■ CHALLENGE: Repeat every line of the listing below exactly, minus the pictures.

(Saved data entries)
** Start **
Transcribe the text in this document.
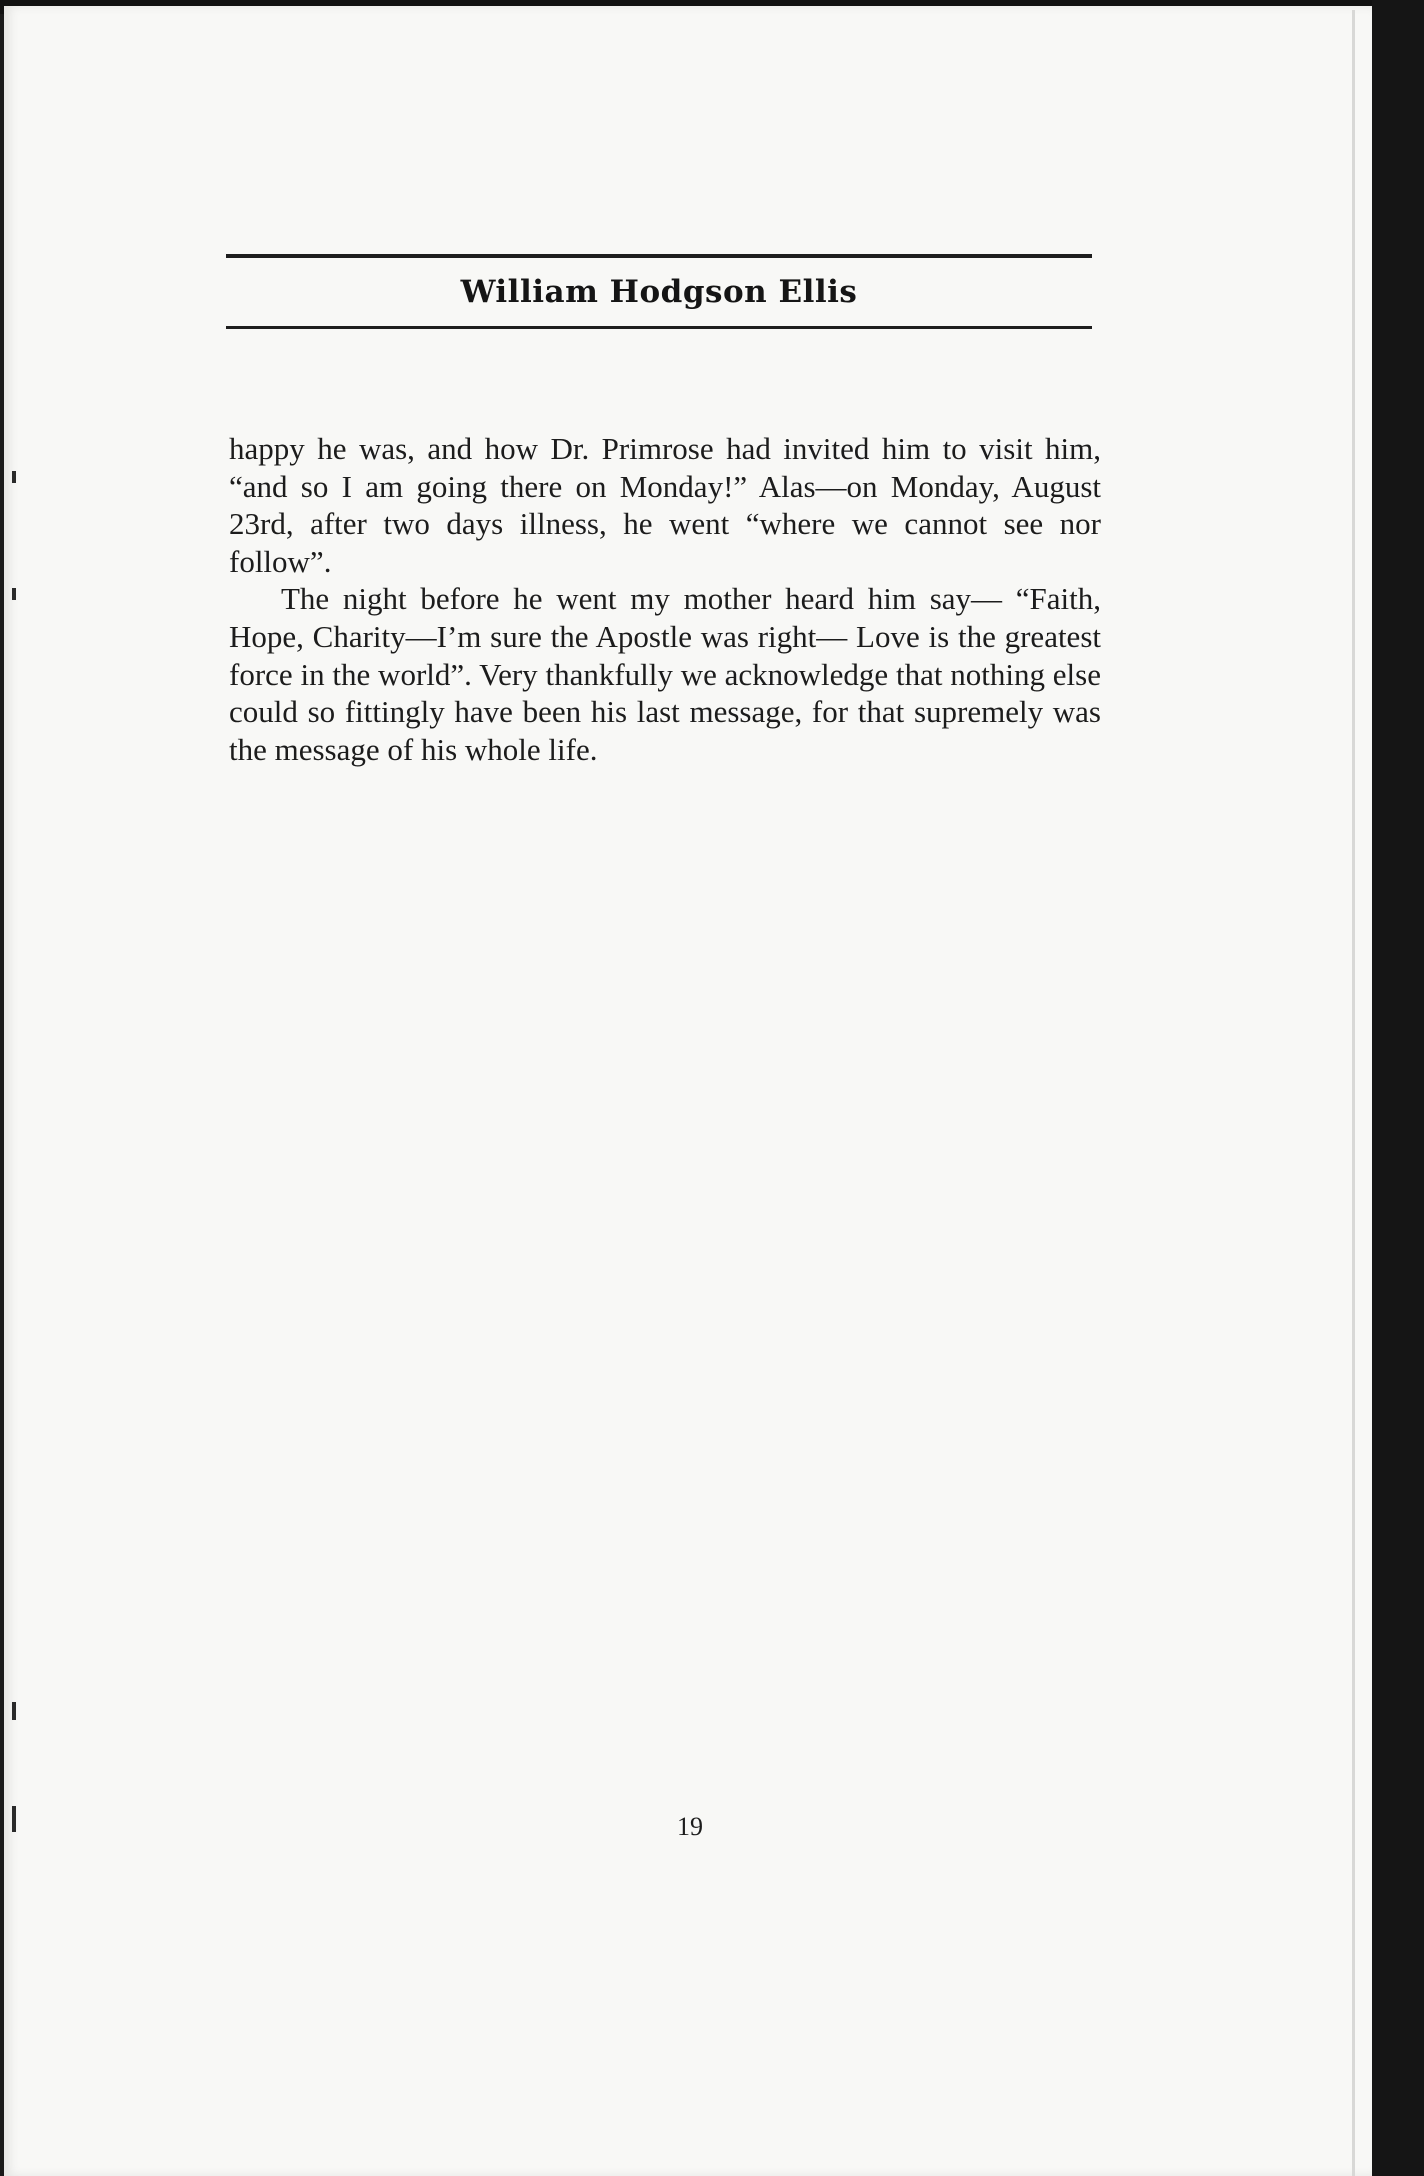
William Hodgson Ellis

happy he was, and how Dr. Primrose had invited him to visit him, “and so I am going there on Monday!” Alas—on Monday, August 23rd, after two days illness, he went “where we cannot see nor follow”.

The night before he went my mother heard him say— “Faith, Hope, Charity—I’m sure the Apostle was right— Love is the greatest force in the world”. Very thankfully we acknowledge that nothing else could so fittingly have been his last message, for that supremely was the message of his whole life.

19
** End **
■ TASK OUTPUT:
Transcribe the text in this document.
William Hodgson Ellis

happy he was, and how Dr. Primrose had invited him to visit him, “and so I am going there on Monday!” Alas—on Monday, August 23rd, after two days illness, he went “where we cannot see nor follow”.

The night before he went my mother heard him say— “Faith, Hope, Charity—I’m sure the Apostle was right— Love is the greatest force in the world”. Very thankfully we acknowledge that nothing else could so fittingly have been his last message, for that supremely was the message of his whole life.

19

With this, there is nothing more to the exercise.